◆ Problem
Find each line holding the word "Finance" and give the total alone.

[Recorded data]

━━━━

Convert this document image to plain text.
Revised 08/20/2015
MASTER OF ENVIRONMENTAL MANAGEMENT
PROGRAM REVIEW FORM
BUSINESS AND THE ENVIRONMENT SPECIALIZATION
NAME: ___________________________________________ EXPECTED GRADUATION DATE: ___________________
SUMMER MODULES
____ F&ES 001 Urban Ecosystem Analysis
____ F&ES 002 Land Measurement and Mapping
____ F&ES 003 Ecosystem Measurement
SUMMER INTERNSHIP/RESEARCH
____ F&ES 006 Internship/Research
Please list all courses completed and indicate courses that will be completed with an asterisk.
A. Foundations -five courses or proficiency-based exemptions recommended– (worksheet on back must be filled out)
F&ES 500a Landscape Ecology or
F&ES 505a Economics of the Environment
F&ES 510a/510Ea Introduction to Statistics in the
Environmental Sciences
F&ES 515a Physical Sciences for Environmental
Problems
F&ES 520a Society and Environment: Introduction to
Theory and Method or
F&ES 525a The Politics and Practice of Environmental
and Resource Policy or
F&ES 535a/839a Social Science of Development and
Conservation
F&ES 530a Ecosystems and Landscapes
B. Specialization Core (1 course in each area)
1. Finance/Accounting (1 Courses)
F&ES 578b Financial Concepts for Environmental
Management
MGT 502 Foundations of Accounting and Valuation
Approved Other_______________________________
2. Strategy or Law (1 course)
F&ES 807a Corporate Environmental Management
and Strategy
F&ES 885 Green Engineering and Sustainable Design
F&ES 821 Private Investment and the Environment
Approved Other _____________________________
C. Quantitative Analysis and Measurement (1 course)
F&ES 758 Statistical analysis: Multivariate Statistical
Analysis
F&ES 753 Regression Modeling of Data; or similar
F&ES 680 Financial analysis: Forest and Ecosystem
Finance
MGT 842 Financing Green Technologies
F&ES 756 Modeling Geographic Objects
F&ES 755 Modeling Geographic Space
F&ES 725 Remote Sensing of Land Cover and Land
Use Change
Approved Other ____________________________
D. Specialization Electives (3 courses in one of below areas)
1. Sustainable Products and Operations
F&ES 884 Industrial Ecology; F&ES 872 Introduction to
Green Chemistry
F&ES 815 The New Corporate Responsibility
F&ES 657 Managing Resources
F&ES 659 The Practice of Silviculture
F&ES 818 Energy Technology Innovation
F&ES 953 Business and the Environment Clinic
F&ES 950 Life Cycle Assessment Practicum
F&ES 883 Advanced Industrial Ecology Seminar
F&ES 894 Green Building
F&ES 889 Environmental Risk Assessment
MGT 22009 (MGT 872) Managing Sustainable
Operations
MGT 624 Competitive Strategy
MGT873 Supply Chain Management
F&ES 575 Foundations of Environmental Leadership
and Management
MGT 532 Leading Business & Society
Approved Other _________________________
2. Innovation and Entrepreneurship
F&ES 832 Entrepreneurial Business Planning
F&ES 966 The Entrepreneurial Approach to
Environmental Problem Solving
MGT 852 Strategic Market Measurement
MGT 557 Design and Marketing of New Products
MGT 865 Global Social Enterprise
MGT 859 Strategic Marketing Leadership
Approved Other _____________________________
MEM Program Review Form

━━━━

◆ Exercise result
2